# RECORDS PROVIDED start

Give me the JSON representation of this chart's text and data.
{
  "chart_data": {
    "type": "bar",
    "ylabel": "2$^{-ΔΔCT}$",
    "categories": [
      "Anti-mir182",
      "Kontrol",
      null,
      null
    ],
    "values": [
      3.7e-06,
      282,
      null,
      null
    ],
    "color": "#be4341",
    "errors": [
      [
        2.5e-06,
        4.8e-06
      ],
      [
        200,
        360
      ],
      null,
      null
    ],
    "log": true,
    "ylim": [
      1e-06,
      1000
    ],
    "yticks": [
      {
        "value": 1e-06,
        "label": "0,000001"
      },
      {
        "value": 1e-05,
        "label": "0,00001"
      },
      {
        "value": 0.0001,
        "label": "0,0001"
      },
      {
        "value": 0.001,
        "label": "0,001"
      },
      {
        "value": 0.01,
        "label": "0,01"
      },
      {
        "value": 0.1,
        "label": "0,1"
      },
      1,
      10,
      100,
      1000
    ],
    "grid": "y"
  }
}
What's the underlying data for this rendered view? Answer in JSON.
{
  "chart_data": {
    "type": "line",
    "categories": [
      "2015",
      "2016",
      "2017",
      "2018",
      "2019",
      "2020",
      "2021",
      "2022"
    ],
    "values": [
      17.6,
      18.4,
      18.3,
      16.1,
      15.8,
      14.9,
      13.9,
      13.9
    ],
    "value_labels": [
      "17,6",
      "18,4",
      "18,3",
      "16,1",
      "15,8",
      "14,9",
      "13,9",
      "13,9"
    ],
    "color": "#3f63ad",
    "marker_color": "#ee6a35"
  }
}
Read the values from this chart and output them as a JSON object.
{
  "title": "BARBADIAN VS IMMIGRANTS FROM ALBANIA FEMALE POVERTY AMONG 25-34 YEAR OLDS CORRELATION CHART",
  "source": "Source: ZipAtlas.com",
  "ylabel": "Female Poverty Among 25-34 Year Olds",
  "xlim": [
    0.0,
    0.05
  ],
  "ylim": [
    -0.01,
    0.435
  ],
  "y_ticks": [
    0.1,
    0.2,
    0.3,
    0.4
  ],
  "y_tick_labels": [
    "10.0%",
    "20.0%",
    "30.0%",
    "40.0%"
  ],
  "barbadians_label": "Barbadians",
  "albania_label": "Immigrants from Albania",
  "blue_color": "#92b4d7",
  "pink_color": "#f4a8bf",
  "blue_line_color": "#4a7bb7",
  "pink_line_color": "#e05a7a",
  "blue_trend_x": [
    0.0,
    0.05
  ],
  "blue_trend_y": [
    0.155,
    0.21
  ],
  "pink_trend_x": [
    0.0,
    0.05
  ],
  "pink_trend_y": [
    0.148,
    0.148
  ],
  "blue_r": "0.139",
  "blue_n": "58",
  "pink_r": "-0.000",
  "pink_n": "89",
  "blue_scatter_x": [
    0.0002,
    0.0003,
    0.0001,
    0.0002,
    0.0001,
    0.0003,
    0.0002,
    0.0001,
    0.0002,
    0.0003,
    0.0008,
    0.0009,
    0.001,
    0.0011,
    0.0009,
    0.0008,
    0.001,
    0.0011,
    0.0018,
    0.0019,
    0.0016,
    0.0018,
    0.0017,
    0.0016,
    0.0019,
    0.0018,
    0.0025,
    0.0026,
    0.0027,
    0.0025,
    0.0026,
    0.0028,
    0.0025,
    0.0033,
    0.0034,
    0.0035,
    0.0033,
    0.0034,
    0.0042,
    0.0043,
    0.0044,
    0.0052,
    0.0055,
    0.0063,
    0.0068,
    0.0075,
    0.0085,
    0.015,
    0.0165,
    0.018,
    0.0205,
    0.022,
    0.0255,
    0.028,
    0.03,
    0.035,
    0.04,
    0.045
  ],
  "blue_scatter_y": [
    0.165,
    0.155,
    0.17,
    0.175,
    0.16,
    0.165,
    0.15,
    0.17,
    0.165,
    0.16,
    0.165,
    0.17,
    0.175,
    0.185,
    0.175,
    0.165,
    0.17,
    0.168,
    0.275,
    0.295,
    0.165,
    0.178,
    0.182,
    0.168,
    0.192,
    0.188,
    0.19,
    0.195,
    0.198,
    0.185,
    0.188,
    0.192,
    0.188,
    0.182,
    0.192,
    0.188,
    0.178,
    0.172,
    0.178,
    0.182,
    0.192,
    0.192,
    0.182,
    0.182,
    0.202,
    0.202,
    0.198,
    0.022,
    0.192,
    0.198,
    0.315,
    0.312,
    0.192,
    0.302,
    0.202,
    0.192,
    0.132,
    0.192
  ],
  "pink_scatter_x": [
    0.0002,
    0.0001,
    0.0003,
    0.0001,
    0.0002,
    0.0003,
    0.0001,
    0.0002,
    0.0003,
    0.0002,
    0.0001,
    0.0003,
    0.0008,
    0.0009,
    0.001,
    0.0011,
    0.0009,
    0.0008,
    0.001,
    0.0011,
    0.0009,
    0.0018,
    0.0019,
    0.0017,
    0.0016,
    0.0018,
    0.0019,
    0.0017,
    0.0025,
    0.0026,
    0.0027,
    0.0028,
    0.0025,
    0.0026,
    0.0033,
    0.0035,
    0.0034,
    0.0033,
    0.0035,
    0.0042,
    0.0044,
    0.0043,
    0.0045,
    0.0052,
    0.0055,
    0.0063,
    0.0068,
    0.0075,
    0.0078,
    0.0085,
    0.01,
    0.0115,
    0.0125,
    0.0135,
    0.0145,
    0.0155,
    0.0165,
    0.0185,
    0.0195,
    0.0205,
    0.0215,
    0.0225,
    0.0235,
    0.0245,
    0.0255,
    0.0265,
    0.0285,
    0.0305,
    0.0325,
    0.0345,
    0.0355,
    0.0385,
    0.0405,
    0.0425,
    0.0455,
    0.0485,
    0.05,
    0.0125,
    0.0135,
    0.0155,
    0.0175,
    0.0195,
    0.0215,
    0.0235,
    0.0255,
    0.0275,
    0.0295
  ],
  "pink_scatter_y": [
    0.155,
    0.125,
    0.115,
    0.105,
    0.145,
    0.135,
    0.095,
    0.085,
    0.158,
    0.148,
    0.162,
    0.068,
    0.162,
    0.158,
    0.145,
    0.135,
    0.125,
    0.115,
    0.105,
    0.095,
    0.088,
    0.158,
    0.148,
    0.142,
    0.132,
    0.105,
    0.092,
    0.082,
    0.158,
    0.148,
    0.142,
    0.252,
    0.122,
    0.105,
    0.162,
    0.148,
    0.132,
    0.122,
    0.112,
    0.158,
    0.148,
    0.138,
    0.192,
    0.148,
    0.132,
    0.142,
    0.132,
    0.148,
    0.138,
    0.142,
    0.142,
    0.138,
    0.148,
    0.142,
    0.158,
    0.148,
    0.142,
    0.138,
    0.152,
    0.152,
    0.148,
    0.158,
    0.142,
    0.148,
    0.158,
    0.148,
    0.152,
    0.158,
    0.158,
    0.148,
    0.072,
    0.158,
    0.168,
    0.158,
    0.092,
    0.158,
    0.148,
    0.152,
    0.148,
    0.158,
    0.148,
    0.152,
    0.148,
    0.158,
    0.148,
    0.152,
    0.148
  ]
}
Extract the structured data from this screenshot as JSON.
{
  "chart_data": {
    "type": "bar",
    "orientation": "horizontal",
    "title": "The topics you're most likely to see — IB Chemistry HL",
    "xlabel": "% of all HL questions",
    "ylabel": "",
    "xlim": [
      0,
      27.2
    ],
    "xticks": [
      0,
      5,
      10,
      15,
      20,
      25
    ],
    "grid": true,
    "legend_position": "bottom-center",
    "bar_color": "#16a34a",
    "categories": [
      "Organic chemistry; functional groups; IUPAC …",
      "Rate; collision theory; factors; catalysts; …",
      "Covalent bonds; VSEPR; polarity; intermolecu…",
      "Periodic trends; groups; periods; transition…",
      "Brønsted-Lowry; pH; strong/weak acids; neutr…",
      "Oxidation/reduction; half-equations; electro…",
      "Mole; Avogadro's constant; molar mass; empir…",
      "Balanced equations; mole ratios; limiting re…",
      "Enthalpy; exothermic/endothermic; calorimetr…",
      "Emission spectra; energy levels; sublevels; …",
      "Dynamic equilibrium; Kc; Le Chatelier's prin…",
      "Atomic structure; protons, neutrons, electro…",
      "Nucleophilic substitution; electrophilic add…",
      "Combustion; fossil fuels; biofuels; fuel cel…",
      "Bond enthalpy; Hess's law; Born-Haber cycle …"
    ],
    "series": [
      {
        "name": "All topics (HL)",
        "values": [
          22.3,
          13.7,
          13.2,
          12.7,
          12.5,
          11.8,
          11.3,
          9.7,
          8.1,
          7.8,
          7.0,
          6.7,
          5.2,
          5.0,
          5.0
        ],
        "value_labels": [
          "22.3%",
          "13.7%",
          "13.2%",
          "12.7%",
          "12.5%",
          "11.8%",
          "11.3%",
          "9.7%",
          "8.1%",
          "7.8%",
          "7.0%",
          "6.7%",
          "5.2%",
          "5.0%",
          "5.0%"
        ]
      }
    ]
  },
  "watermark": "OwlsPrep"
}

# RECORDS PROVIDED end

§ **EXERCISE GOAL**
Set out every line from the material that contains the string "this".

§ **RESPONSE TO THE EXERCISE**
Give me the JSON representation of this chart's text and data.
What's the underlying data for this rendered view? Answer in JSON.
Read the values from this chart and output them as a JSON object.
Extract the structured data from this screenshot as JSON.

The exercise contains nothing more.